Set task. Restate the listing that follows word for word, without its pictures.

Supplied records.
────
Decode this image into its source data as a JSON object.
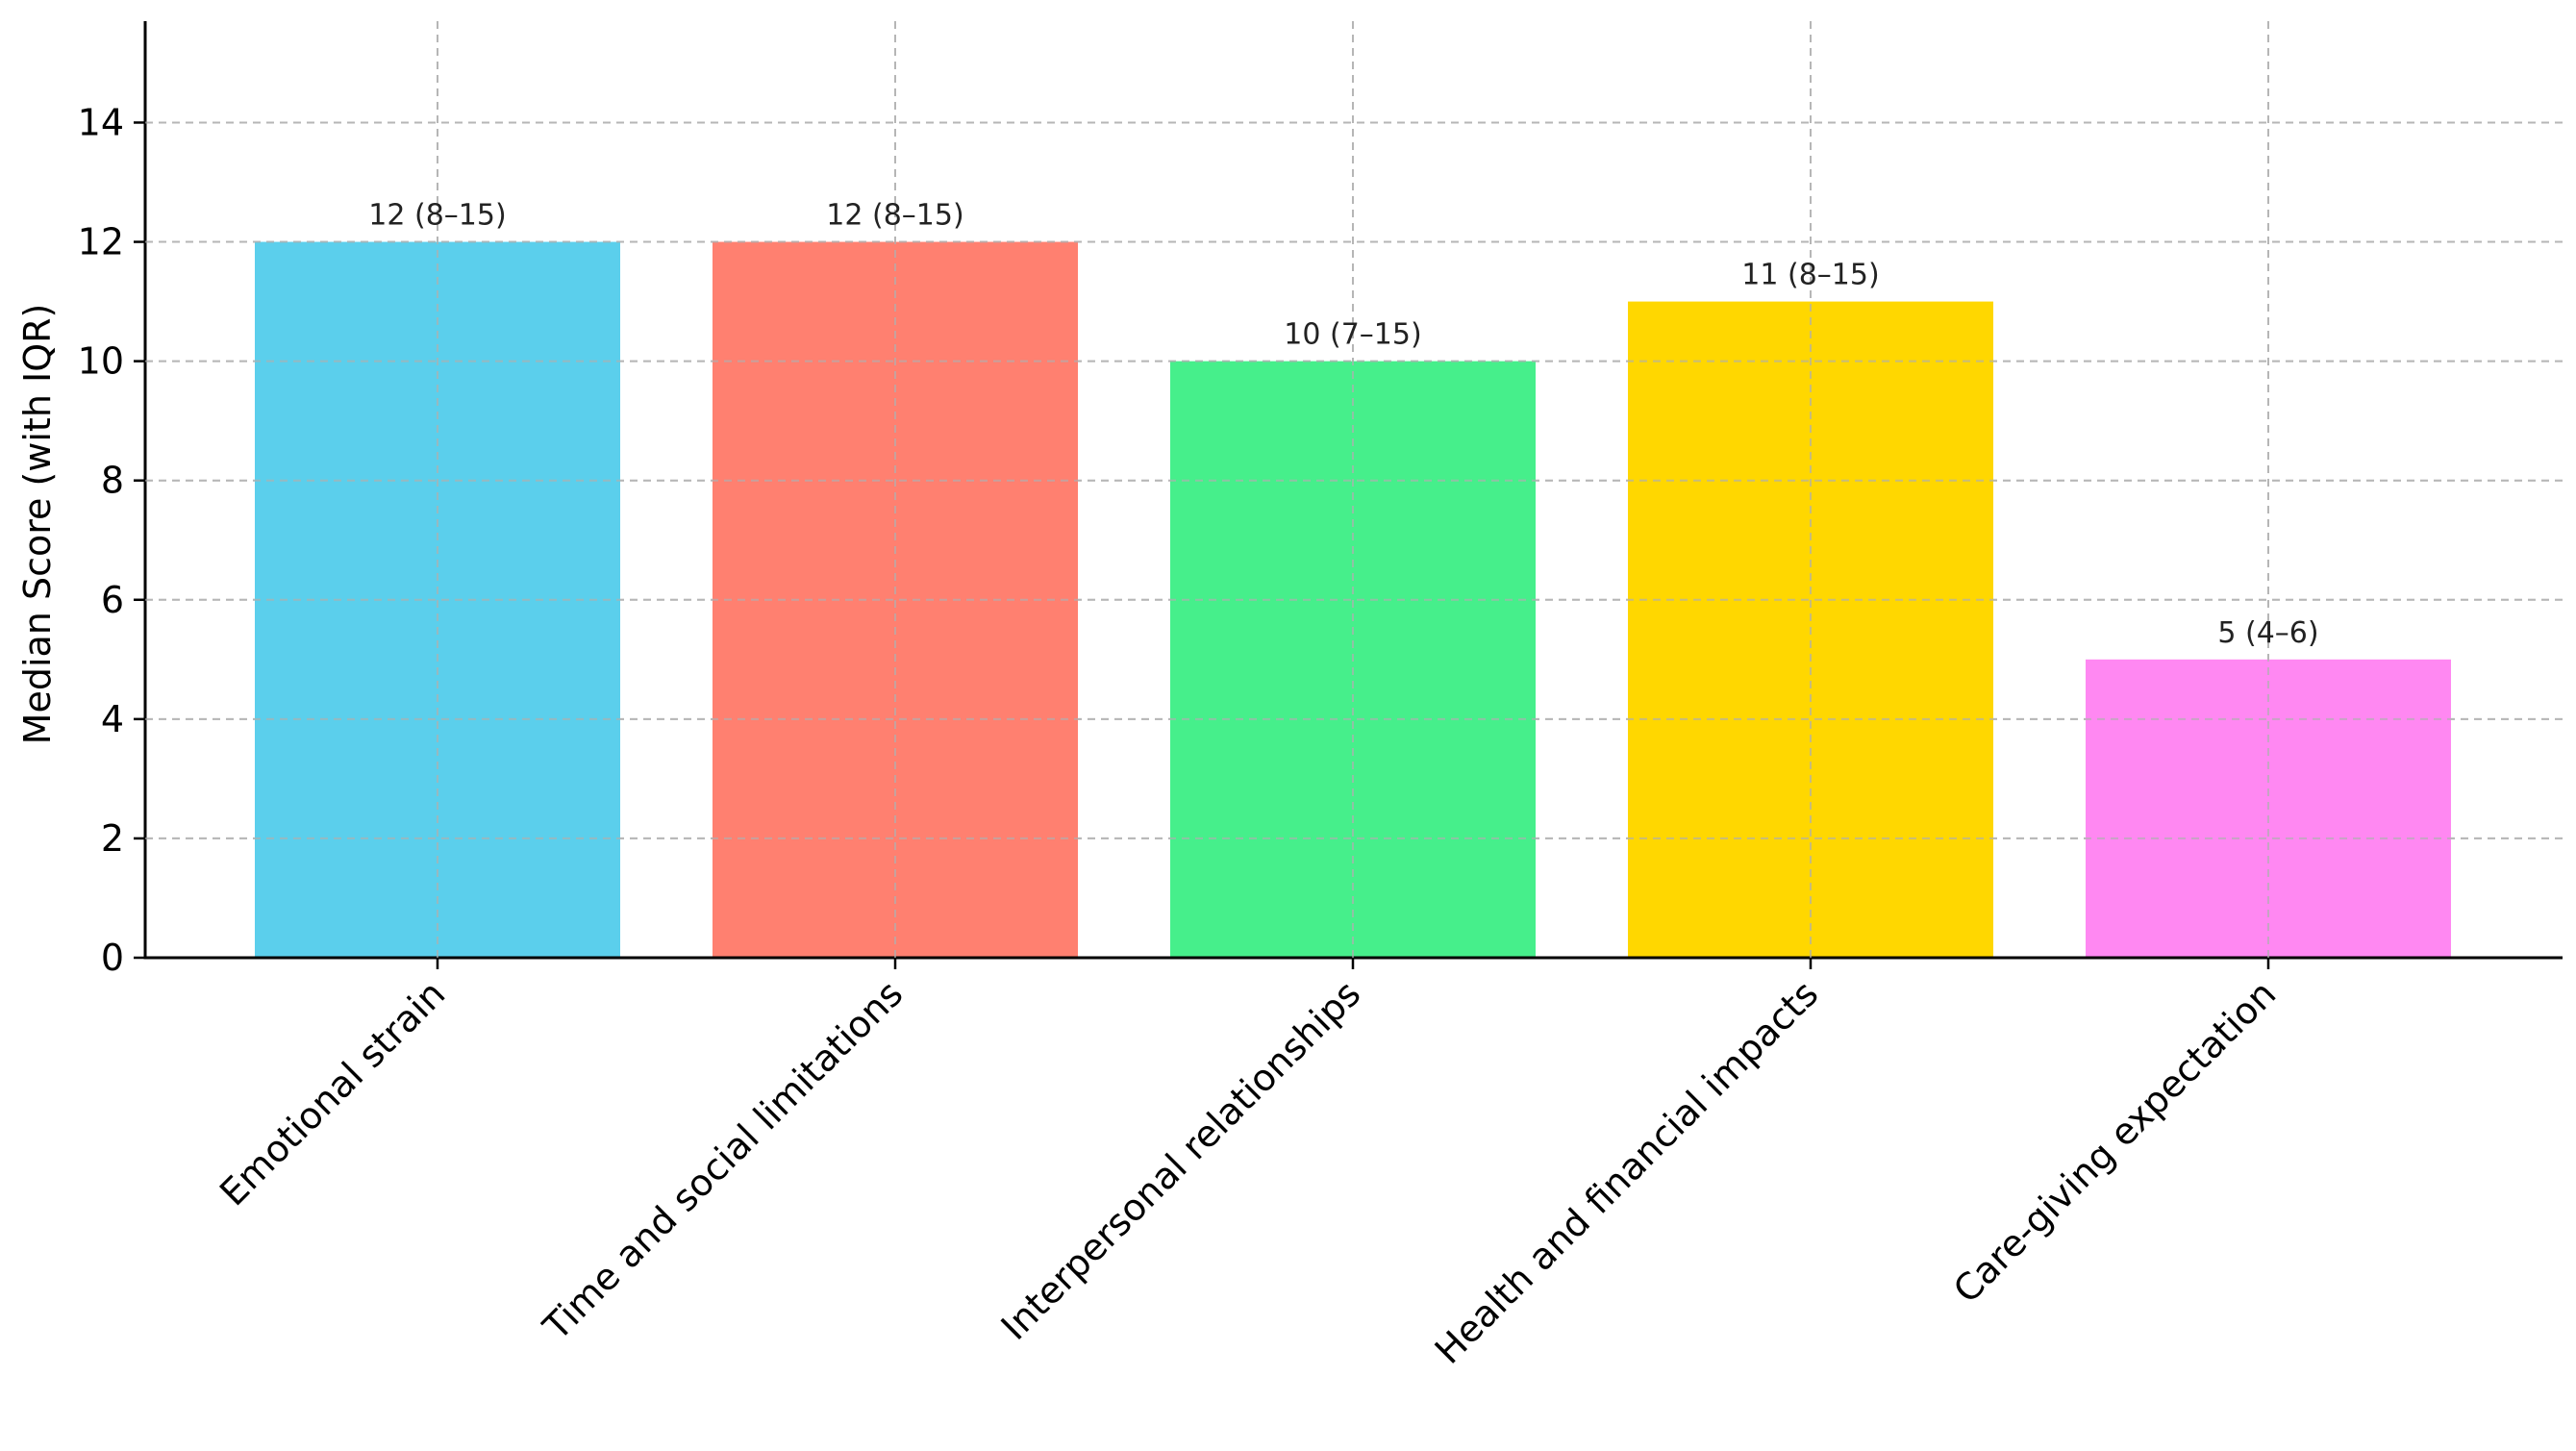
{
  "chart_data": {
    "type": "bar",
    "title": "",
    "xlabel": "",
    "ylabel": "Median Score (with IQR)",
    "categories": [
      "Emotional strain",
      "Time and social limitations",
      "Interpersonal relationships",
      "Health and financial impacts",
      "Care-giving expectation"
    ],
    "values": [
      12,
      12,
      10,
      11,
      5
    ],
    "value_labels": [
      "12 (8–15)",
      "12 (8–15)",
      "10 (7–15)",
      "11 (8–15)",
      "5 (4–6)"
    ],
    "colors": [
      "#5bcfec",
      "#ff8070",
      "#46ef8b",
      "#ffd700",
      "#ff88f2"
    ],
    "ylim": [
      0,
      15.7
    ],
    "yticks": [
      0,
      2,
      4,
      6,
      8,
      10,
      12,
      14
    ],
    "grid": true,
    "x_tick_rotation": 45
  }
}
────
Finished answer.
Decode this image into its source data as a JSON object.
{
  "chart_data": {
    "type": "bar",
    "title": "",
    "xlabel": "",
    "ylabel": "Median Score (with IQR)",
    "categories": [
      "Emotional strain",
      "Time and social limitations",
      "Interpersonal relationships",
      "Health and financial impacts",
      "Care-giving expectation"
    ],
    "values": [
      12,
      12,
      10,
      11,
      5
    ],
    "value_labels": [
      "12 (8–15)",
      "12 (8–15)",
      "10 (7–15)",
      "11 (8–15)",
      "5 (4–6)"
    ],
    "colors": [
      "#5bcfec",
      "#ff8070",
      "#46ef8b",
      "#ffd700",
      "#ff88f2"
    ],
    "ylim": [
      0,
      15.7
    ],
    "yticks": [
      0,
      2,
      4,
      6,
      8,
      10,
      12,
      14
    ],
    "grid": true,
    "x_tick_rotation": 45
  }
}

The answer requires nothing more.